Given exercise: Where the string "丛台东街道办事处" occurs in the material below, report the whole line.

──────

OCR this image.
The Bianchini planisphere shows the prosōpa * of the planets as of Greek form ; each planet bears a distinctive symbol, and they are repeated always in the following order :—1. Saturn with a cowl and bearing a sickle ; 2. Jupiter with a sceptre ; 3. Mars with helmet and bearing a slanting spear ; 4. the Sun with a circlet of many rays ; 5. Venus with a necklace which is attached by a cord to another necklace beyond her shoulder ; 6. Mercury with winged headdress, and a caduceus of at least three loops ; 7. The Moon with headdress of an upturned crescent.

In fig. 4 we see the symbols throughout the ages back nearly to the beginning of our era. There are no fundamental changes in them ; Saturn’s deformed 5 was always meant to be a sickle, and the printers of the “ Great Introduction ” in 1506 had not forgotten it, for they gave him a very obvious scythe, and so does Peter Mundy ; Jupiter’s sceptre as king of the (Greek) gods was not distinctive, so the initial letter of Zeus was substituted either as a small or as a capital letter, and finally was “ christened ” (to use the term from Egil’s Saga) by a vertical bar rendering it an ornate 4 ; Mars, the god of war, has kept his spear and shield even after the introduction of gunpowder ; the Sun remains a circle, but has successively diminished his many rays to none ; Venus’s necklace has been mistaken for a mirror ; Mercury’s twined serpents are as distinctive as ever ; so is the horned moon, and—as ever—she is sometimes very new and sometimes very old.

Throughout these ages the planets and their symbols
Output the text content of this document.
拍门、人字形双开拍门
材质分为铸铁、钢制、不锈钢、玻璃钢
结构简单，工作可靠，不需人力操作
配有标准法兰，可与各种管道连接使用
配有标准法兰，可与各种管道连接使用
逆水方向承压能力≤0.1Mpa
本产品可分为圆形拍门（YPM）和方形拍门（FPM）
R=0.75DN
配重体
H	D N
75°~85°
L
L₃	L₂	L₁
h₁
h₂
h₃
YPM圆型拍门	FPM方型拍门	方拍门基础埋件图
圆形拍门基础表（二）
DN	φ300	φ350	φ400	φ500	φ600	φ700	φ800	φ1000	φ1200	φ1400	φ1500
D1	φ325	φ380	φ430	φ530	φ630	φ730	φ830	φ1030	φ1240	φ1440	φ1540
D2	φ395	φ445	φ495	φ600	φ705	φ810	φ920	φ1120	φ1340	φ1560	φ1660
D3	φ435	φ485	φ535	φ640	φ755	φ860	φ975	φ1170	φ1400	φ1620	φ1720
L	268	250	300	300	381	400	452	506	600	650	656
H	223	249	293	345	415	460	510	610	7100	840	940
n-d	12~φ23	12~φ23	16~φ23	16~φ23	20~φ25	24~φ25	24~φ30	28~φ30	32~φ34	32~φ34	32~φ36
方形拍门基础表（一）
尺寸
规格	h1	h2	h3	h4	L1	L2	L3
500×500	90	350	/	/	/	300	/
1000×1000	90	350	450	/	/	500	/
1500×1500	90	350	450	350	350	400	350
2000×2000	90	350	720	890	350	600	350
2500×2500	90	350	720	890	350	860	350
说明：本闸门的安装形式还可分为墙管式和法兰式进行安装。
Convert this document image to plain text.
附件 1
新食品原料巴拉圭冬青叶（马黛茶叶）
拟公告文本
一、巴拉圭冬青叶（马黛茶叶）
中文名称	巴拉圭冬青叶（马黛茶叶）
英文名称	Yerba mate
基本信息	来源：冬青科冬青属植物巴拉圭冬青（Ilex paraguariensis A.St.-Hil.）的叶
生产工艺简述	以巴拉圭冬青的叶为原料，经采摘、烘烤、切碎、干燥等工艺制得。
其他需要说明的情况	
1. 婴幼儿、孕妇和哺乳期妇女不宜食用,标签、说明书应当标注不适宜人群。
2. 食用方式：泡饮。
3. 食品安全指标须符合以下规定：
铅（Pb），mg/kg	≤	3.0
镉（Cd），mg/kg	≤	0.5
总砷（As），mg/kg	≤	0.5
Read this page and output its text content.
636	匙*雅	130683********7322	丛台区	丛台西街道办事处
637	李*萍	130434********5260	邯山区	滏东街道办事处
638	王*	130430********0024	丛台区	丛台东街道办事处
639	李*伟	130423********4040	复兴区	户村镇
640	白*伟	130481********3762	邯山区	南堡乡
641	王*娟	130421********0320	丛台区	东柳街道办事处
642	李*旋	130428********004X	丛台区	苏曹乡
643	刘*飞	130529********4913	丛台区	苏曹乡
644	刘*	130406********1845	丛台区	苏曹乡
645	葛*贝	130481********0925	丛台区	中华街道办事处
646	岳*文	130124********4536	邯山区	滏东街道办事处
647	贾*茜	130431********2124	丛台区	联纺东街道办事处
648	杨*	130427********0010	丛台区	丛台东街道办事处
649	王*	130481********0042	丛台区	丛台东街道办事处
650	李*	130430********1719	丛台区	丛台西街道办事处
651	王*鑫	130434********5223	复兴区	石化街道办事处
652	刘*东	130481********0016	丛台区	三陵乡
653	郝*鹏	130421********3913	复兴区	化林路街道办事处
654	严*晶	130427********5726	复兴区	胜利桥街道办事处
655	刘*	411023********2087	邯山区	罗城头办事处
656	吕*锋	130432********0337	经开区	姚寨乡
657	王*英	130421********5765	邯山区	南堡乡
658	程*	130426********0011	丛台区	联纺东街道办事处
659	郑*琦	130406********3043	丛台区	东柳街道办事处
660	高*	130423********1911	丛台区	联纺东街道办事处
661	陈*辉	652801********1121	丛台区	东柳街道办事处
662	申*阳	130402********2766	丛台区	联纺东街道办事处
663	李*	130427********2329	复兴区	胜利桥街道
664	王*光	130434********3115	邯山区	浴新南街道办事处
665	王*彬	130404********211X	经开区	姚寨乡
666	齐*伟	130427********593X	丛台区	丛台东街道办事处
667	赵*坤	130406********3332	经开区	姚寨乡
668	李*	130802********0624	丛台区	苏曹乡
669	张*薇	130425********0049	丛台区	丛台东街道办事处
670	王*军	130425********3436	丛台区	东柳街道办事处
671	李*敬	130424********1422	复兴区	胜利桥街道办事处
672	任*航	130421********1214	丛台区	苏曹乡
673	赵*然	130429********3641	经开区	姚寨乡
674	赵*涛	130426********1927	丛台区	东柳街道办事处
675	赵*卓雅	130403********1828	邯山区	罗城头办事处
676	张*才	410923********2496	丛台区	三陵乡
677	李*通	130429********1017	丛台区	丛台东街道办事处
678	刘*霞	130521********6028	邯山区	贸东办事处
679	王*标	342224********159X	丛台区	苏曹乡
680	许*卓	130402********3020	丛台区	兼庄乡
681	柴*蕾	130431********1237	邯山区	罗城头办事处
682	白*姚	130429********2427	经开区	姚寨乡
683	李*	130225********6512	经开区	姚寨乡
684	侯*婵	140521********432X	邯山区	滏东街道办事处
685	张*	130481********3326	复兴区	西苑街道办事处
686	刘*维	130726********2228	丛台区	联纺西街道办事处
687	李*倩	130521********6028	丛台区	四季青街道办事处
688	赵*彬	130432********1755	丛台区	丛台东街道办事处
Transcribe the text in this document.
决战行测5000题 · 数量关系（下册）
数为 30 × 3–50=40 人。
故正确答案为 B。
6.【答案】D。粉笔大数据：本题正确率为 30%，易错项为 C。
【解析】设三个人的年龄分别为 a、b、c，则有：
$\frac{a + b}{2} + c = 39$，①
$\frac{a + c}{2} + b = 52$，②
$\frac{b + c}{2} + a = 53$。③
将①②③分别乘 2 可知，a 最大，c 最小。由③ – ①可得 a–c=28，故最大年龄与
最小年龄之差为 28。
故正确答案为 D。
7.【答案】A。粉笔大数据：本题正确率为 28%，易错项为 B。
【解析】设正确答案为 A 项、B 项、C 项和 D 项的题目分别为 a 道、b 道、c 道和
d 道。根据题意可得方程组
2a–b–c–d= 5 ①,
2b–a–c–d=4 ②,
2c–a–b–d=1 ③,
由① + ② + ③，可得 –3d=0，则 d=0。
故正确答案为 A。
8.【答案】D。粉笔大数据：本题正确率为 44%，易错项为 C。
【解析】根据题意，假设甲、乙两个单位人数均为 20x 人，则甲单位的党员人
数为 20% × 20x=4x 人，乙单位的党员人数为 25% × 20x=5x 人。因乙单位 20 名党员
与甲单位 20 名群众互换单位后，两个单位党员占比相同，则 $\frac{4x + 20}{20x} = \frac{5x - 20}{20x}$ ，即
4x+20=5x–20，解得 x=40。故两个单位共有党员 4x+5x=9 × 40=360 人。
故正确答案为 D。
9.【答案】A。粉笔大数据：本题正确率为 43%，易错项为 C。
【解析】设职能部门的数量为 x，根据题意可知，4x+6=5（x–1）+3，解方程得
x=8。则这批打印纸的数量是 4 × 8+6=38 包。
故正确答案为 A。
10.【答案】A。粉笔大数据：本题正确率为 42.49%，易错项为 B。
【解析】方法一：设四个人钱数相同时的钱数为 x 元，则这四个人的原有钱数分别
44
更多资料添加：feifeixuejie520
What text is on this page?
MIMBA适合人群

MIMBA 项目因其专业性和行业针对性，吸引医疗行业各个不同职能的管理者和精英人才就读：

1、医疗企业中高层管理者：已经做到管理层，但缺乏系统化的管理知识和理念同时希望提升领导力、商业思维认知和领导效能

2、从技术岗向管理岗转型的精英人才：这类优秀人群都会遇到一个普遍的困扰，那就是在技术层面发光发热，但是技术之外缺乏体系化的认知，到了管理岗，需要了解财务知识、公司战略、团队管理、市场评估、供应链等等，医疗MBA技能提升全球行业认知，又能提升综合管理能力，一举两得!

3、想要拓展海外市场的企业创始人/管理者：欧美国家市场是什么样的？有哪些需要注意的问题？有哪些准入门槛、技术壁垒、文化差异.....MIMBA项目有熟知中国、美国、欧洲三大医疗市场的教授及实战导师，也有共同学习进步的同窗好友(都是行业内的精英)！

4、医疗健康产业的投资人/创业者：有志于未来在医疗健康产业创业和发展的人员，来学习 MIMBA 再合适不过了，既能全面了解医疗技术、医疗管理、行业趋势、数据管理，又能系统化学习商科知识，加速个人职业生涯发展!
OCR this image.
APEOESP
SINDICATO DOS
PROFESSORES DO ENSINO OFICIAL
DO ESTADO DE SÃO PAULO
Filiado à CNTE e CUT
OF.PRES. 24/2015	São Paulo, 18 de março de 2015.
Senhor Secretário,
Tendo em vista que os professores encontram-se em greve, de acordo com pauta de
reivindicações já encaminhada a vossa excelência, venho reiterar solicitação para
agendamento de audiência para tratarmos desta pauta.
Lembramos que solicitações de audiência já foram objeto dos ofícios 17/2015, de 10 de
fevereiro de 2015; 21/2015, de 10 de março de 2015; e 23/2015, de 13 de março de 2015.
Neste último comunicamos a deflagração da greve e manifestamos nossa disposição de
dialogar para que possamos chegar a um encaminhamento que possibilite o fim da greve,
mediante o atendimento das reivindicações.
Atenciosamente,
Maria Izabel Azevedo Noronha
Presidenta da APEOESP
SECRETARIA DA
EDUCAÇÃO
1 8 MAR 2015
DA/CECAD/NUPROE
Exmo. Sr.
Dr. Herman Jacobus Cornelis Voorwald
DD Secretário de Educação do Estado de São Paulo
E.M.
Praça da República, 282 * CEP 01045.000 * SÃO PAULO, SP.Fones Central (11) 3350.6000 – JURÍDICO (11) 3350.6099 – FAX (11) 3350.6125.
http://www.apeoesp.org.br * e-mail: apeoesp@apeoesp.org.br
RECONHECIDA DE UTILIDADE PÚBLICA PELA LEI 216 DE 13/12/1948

──────

Result:
638	王*	130430********0024	丛台区	丛台东街道办事处
648	杨*	130427********0010	丛台区	丛台东街道办事处
649	王*	130481********0042	丛台区	丛台东街道办事处
666	齐*伟	130427********593X	丛台区	丛台东街道办事处
669	张*薇	130425********0049	丛台区	丛台东街道办事处
677	李*通	130429********1017	丛台区	丛台东街道办事处
688	赵*彬	130432********1755	丛台区	丛台东街道办事处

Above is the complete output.